RECORDS SUPPLIED →
— START —

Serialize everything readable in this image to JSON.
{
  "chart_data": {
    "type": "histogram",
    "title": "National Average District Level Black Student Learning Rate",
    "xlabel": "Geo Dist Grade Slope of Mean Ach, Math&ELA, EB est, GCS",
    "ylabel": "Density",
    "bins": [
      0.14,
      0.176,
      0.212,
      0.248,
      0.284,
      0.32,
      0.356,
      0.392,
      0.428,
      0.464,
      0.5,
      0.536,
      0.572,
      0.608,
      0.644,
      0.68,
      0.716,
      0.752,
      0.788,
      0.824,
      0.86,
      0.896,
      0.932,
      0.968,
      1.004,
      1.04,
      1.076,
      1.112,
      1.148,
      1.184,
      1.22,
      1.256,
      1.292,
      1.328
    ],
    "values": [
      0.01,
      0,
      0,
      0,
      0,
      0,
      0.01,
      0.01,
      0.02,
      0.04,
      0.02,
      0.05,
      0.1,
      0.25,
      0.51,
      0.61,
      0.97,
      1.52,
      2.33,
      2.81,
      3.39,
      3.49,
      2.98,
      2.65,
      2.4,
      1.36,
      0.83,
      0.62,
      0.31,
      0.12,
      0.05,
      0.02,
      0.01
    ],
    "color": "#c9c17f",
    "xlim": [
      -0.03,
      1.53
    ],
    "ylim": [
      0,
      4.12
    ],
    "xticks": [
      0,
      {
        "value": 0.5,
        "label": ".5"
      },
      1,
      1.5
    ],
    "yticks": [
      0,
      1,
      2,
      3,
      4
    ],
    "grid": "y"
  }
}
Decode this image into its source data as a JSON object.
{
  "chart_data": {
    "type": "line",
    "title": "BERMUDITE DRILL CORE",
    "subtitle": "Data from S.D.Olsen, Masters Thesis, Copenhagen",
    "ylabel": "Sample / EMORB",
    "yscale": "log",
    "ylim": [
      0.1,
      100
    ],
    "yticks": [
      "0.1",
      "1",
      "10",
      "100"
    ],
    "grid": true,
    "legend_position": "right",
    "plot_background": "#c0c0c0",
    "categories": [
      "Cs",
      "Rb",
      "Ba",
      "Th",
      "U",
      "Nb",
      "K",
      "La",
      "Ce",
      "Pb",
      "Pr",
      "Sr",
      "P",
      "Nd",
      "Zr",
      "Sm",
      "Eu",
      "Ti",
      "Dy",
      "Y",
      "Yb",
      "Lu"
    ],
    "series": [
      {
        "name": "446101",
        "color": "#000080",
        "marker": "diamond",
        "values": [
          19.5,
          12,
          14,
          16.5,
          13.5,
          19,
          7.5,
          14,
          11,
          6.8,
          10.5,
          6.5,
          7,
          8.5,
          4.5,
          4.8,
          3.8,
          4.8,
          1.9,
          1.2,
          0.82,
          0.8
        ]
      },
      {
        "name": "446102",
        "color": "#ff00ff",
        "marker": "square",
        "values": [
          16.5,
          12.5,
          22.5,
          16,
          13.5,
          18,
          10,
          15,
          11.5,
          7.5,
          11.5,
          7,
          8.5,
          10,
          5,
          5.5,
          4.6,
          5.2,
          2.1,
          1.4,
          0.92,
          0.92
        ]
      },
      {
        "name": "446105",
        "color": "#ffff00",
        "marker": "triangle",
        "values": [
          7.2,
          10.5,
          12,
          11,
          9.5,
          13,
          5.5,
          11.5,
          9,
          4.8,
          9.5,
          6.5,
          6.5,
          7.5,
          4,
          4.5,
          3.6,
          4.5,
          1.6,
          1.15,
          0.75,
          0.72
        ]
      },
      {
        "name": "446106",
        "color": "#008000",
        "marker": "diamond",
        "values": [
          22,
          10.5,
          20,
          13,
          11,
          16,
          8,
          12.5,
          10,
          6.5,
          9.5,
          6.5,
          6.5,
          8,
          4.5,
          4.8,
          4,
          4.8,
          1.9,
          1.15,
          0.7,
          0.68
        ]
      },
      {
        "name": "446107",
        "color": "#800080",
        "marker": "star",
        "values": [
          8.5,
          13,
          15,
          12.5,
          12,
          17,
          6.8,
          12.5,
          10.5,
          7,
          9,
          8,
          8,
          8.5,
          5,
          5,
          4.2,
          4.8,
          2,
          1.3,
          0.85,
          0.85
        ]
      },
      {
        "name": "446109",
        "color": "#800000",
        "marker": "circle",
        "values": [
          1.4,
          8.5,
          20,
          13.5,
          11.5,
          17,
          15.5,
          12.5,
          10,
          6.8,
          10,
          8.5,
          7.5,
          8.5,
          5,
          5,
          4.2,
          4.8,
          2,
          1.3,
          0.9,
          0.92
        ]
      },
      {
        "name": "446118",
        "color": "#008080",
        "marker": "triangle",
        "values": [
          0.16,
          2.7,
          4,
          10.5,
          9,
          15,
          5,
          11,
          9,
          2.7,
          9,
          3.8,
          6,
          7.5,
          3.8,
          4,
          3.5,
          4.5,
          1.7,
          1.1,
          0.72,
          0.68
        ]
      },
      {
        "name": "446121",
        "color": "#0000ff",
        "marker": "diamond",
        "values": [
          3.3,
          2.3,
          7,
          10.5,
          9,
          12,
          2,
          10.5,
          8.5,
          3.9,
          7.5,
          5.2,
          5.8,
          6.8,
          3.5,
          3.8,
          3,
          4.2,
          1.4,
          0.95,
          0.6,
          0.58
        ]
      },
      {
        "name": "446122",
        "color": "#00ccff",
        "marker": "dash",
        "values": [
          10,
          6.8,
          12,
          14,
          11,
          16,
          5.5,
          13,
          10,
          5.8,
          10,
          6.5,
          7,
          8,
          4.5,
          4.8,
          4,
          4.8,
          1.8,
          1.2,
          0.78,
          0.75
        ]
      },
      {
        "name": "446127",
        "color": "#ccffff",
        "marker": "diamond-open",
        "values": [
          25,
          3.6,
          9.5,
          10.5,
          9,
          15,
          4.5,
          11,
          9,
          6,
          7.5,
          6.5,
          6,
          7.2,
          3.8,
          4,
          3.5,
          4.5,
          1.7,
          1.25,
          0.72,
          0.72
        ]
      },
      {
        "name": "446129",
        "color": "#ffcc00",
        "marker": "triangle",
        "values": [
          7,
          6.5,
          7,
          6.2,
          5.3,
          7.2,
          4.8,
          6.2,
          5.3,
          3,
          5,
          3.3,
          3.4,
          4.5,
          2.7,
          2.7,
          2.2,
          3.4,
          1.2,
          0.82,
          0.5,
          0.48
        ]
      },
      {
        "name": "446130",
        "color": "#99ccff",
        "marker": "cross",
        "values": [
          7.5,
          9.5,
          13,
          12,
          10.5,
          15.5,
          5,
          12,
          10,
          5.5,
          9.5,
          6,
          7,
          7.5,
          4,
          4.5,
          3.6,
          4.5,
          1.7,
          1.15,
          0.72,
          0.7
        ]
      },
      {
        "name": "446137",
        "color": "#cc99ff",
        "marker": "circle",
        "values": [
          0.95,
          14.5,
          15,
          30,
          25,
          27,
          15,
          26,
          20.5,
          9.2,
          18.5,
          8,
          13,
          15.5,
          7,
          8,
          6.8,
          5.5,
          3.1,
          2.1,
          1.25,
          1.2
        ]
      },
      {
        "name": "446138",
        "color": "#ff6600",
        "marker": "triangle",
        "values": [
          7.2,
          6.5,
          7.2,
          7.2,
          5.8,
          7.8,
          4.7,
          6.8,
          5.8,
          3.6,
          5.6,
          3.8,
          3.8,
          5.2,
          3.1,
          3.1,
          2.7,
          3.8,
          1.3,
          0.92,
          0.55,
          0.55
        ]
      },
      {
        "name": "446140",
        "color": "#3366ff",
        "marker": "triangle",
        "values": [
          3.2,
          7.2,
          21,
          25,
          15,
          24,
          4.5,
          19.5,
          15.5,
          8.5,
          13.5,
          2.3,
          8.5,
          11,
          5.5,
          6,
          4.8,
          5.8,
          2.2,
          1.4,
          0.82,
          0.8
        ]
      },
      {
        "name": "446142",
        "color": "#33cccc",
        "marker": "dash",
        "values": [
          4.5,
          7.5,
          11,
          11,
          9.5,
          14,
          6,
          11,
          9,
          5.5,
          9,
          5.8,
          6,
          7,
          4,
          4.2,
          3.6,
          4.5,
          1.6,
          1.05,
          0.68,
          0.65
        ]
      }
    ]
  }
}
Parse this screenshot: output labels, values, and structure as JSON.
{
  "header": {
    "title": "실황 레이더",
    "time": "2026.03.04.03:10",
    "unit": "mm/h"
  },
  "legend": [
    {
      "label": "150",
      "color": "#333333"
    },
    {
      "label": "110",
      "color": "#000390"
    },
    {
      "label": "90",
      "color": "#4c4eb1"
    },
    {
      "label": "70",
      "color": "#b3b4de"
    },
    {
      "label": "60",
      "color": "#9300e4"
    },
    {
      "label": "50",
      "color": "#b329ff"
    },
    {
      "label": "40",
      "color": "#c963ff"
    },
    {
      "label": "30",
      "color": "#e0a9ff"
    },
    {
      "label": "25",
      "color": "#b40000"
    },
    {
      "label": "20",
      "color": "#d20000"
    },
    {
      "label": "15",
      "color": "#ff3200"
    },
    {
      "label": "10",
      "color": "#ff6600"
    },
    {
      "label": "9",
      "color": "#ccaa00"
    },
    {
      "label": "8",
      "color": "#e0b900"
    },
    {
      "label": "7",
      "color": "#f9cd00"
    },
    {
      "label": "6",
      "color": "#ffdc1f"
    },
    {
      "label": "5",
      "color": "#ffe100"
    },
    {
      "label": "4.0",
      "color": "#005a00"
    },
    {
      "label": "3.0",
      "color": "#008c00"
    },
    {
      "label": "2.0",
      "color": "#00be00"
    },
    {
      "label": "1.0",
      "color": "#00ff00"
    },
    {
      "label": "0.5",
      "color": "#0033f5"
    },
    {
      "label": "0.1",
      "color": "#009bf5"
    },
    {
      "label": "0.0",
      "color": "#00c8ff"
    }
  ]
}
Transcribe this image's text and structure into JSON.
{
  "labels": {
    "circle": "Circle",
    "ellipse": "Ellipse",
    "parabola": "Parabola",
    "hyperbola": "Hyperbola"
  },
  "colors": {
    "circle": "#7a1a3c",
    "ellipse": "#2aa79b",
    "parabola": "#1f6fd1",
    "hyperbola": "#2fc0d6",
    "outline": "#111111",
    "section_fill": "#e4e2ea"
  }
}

— END —

DO THIS → Where a line of the records above holds the word "labels", copy that line.

ANSWER FOR THE TASK →
Parse this screenshot: output labels, values, and structure as JSON.
  "labels": {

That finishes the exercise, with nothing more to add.